**What you are asked to do:** Copy out all of the material, matching it word for word.

**Extracted records:**
* Begin *

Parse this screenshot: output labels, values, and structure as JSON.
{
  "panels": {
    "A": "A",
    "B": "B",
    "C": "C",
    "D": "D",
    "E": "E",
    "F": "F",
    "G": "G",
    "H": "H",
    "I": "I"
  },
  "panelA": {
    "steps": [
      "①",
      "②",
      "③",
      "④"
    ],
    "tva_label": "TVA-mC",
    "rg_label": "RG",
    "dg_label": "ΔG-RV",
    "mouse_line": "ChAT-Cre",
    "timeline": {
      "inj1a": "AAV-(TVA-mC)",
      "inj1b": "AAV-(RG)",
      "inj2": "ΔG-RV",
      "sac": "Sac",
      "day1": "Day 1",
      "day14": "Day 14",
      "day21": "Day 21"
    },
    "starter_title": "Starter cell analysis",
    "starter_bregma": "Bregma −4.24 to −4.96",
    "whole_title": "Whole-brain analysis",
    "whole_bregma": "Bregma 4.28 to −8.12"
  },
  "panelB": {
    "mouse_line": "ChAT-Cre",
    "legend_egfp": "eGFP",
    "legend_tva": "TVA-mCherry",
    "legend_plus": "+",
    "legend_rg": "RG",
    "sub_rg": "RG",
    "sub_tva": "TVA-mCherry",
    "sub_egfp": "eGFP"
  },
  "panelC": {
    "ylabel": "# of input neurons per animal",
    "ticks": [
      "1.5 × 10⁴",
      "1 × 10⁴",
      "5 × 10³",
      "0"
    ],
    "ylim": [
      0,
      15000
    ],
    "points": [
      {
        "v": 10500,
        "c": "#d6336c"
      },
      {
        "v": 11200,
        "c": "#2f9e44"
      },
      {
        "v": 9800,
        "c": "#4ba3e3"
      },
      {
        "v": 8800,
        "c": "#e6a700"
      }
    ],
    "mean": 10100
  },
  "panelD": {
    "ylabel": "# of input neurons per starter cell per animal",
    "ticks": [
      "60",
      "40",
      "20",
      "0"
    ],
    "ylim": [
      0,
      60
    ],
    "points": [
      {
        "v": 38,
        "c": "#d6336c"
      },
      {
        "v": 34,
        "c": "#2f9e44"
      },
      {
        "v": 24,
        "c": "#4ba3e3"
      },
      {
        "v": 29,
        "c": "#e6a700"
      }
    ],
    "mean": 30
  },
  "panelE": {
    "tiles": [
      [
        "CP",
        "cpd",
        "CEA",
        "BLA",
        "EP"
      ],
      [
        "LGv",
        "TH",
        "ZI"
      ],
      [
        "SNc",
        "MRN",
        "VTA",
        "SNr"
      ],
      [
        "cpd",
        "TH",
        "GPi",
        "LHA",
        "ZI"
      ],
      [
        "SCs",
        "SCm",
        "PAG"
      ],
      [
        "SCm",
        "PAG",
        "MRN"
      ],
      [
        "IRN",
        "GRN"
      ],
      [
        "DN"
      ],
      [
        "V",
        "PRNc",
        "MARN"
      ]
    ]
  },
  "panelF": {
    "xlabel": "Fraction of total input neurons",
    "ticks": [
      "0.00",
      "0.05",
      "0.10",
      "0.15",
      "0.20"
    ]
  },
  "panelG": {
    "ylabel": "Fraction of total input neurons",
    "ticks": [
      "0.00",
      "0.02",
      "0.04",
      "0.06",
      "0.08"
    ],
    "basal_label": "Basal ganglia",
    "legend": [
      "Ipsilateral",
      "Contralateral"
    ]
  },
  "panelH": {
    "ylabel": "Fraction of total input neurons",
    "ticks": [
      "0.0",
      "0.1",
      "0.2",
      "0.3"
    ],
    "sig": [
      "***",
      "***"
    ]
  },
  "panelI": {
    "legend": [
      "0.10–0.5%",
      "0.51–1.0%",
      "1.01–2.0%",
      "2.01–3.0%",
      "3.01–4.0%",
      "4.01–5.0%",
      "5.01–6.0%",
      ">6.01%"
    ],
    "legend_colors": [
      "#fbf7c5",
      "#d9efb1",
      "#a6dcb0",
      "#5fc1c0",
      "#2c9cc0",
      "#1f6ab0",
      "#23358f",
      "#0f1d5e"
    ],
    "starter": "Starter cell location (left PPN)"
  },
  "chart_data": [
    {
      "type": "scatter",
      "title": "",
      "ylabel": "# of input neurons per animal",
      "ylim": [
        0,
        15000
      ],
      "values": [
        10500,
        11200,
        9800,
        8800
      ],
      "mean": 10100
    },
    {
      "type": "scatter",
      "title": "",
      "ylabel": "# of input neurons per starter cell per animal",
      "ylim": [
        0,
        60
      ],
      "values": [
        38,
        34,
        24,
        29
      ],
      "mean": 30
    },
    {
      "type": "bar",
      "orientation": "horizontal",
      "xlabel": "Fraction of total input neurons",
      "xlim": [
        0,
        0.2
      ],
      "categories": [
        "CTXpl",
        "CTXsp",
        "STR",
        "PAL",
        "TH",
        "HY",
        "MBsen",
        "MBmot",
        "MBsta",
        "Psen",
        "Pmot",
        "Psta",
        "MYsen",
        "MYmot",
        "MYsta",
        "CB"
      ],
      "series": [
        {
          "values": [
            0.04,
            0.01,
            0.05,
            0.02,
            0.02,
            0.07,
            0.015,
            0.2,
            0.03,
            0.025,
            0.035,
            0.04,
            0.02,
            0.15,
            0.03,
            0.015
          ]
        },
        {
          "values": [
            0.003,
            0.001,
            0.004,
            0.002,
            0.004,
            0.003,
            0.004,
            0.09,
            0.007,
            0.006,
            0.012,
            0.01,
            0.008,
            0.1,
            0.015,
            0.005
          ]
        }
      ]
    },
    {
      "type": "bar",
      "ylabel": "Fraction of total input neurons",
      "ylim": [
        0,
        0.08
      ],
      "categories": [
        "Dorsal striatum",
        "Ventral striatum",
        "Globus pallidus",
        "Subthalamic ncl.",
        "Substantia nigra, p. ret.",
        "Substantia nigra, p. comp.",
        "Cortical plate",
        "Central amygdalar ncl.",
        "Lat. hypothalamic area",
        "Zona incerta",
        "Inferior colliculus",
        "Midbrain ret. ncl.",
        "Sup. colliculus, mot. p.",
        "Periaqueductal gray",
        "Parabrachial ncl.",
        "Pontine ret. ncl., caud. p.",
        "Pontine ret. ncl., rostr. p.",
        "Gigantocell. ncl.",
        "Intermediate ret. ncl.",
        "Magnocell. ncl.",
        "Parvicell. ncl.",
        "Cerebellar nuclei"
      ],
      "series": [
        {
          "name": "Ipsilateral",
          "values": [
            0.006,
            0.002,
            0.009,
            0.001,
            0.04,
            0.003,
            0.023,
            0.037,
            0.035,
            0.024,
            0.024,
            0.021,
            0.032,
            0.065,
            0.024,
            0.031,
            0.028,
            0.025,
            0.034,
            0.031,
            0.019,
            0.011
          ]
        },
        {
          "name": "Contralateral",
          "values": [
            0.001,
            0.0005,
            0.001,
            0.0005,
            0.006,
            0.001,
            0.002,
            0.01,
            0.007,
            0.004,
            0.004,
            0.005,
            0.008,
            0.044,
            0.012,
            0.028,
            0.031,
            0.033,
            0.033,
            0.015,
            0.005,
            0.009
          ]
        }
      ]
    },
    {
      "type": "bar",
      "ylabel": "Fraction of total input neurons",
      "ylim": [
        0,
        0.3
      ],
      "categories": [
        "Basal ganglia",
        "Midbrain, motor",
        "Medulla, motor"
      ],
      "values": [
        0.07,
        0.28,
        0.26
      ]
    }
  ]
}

* End *

**The response:**
Parse this screenshot: output labels, values, and structure as JSON.
{
  "panels": {
    "A": "A",
    "B": "B",
    "C": "C",
    "D": "D",
    "E": "E",
    "F": "F",
    "G": "G",
    "H": "H",
    "I": "I"
  },
  "panelA": {
    "steps": [
      "①",
      "②",
      "③",
      "④"
    ],
    "tva_label": "TVA-mC",
    "rg_label": "RG",
    "dg_label": "ΔG-RV",
    "mouse_line": "ChAT-Cre",
    "timeline": {
      "inj1a": "AAV-(TVA-mC)",
      "inj1b": "AAV-(RG)",
      "inj2": "ΔG-RV",
      "sac": "Sac",
      "day1": "Day 1",
      "day14": "Day 14",
      "day21": "Day 21"
    },
    "starter_title": "Starter cell analysis",
    "starter_bregma": "Bregma −4.24 to −4.96",
    "whole_title": "Whole-brain analysis",
    "whole_bregma": "Bregma 4.28 to −8.12"
  },
  "panelB": {
    "mouse_line": "ChAT-Cre",
    "legend_egfp": "eGFP",
    "legend_tva": "TVA-mCherry",
    "legend_plus": "+",
    "legend_rg": "RG",
    "sub_rg": "RG",
    "sub_tva": "TVA-mCherry",
    "sub_egfp": "eGFP"
  },
  "panelC": {
    "ylabel": "# of input neurons per animal",
    "ticks": [
      "1.5 × 10⁴",
      "1 × 10⁴",
      "5 × 10³",
      "0"
    ],
    "ylim": [
      0,
      15000
    ],
    "points": [
      {
        "v": 10500,
        "c": "#d6336c"
      },
      {
        "v": 11200,
        "c": "#2f9e44"
      },
      {
        "v": 9800,
        "c": "#4ba3e3"
      },
      {
        "v": 8800,
        "c": "#e6a700"
      }
    ],
    "mean": 10100
  },
  "panelD": {
    "ylabel": "# of input neurons per starter cell per animal",
    "ticks": [
      "60",
      "40",
      "20",
      "0"
    ],
    "ylim": [
      0,
      60
    ],
    "points": [
      {
        "v": 38,
        "c": "#d6336c"
      },
      {
        "v": 34,
        "c": "#2f9e44"
      },
      {
        "v": 24,
        "c": "#4ba3e3"
      },
      {
        "v": 29,
        "c": "#e6a700"
      }
    ],
    "mean": 30
  },
  "panelE": {
    "tiles": [
      [
        "CP",
        "cpd",
        "CEA",
        "BLA",
        "EP"
      ],
      [
        "LGv",
        "TH",
        "ZI"
      ],
      [
        "SNc",
        "MRN",
        "VTA",
        "SNr"
      ],
      [
        "cpd",
        "TH",
        "GPi",
        "LHA",
        "ZI"
      ],
      [
        "SCs",
        "SCm",
        "PAG"
      ],
      [
        "SCm",
        "PAG",
        "MRN"
      ],
      [
        "IRN",
        "GRN"
      ],
      [
        "DN"
      ],
      [
        "V",
        "PRNc",
        "MARN"
      ]
    ]
  },
  "panelF": {
    "xlabel": "Fraction of total input neurons",
    "ticks": [
      "0.00",
      "0.05",
      "0.10",
      "0.15",
      "0.20"
    ]
  },
  "panelG": {
    "ylabel": "Fraction of total input neurons",
    "ticks": [
      "0.00",
      "0.02",
      "0.04",
      "0.06",
      "0.08"
    ],
    "basal_label": "Basal ganglia",
    "legend": [
      "Ipsilateral",
      "Contralateral"
    ]
  },
  "panelH": {
    "ylabel": "Fraction of total input neurons",
    "ticks": [
      "0.0",
      "0.1",
      "0.2",
      "0.3"
    ],
    "sig": [
      "***",
      "***"
    ]
  },
  "panelI": {
    "legend": [
      "0.10–0.5%",
      "0.51–1.0%",
      "1.01–2.0%",
      "2.01–3.0%",
      "3.01–4.0%",
      "4.01–5.0%",
      "5.01–6.0%",
      ">6.01%"
    ],
    "legend_colors": [
      "#fbf7c5",
      "#d9efb1",
      "#a6dcb0",
      "#5fc1c0",
      "#2c9cc0",
      "#1f6ab0",
      "#23358f",
      "#0f1d5e"
    ],
    "starter": "Starter cell location (left PPN)"
  },
  "chart_data": [
    {
      "type": "scatter",
      "title": "",
      "ylabel": "# of input neurons per animal",
      "ylim": [
        0,
        15000
      ],
      "values": [
        10500,
        11200,
        9800,
        8800
      ],
      "mean": 10100
    },
    {
      "type": "scatter",
      "title": "",
      "ylabel": "# of input neurons per starter cell per animal",
      "ylim": [
        0,
        60
      ],
      "values": [
        38,
        34,
        24,
        29
      ],
      "mean": 30
    },
    {
      "type": "bar",
      "orientation": "horizontal",
      "xlabel": "Fraction of total input neurons",
      "xlim": [
        0,
        0.2
      ],
      "categories": [
        "CTXpl",
        "CTXsp",
        "STR",
        "PAL",
        "TH",
        "HY",
        "MBsen",
        "MBmot",
        "MBsta",
        "Psen",
        "Pmot",
        "Psta",
        "MYsen",
        "MYmot",
        "MYsta",
        "CB"
      ],
      "series": [
        {
          "values": [
            0.04,
            0.01,
            0.05,
            0.02,
            0.02,
            0.07,
            0.015,
            0.2,
            0.03,
            0.025,
            0.035,
            0.04,
            0.02,
            0.15,
            0.03,
            0.015
          ]
        },
        {
          "values": [
            0.003,
            0.001,
            0.004,
            0.002,
            0.004,
            0.003,
            0.004,
            0.09,
            0.007,
            0.006,
            0.012,
            0.01,
            0.008,
            0.1,
            0.015,
            0.005
          ]
        }
      ]
    },
    {
      "type": "bar",
      "ylabel": "Fraction of total input neurons",
      "ylim": [
        0,
        0.08
      ],
      "categories": [
        "Dorsal striatum",
        "Ventral striatum",
        "Globus pallidus",
        "Subthalamic ncl.",
        "Substantia nigra, p. ret.",
        "Substantia nigra, p. comp.",
        "Cortical plate",
        "Central amygdalar ncl.",
        "Lat. hypothalamic area",
        "Zona incerta",
        "Inferior colliculus",
        "Midbrain ret. ncl.",
        "Sup. colliculus, mot. p.",
        "Periaqueductal gray",
        "Parabrachial ncl.",
        "Pontine ret. ncl., caud. p.",
        "Pontine ret. ncl., rostr. p.",
        "Gigantocell. ncl.",
        "Intermediate ret. ncl.",
        "Magnocell. ncl.",
        "Parvicell. ncl.",
        "Cerebellar nuclei"
      ],
      "series": [
        {
          "name": "Ipsilateral",
          "values": [
            0.006,
            0.002,
            0.009,
            0.001,
            0.04,
            0.003,
            0.023,
            0.037,
            0.035,
            0.024,
            0.024,
            0.021,
            0.032,
            0.065,
            0.024,
            0.031,
            0.028,
            0.025,
            0.034,
            0.031,
            0.019,
            0.011
          ]
        },
        {
          "name": "Contralateral",
          "values": [
            0.001,
            0.0005,
            0.001,
            0.0005,
            0.006,
            0.001,
            0.002,
            0.01,
            0.007,
            0.004,
            0.004,
            0.005,
            0.008,
            0.044,
            0.012,
            0.028,
            0.031,
            0.033,
            0.033,
            0.015,
            0.005,
            0.009
          ]
        }
      ]
    },
    {
      "type": "bar",
      "ylabel": "Fraction of total input neurons",
      "ylim": [
        0,
        0.3
      ],
      "categories": [
        "Basal ganglia",
        "Midbrain, motor",
        "Medulla, motor"
      ],
      "values": [
        0.07,
        0.28,
        0.26
      ]
    }
  ]
}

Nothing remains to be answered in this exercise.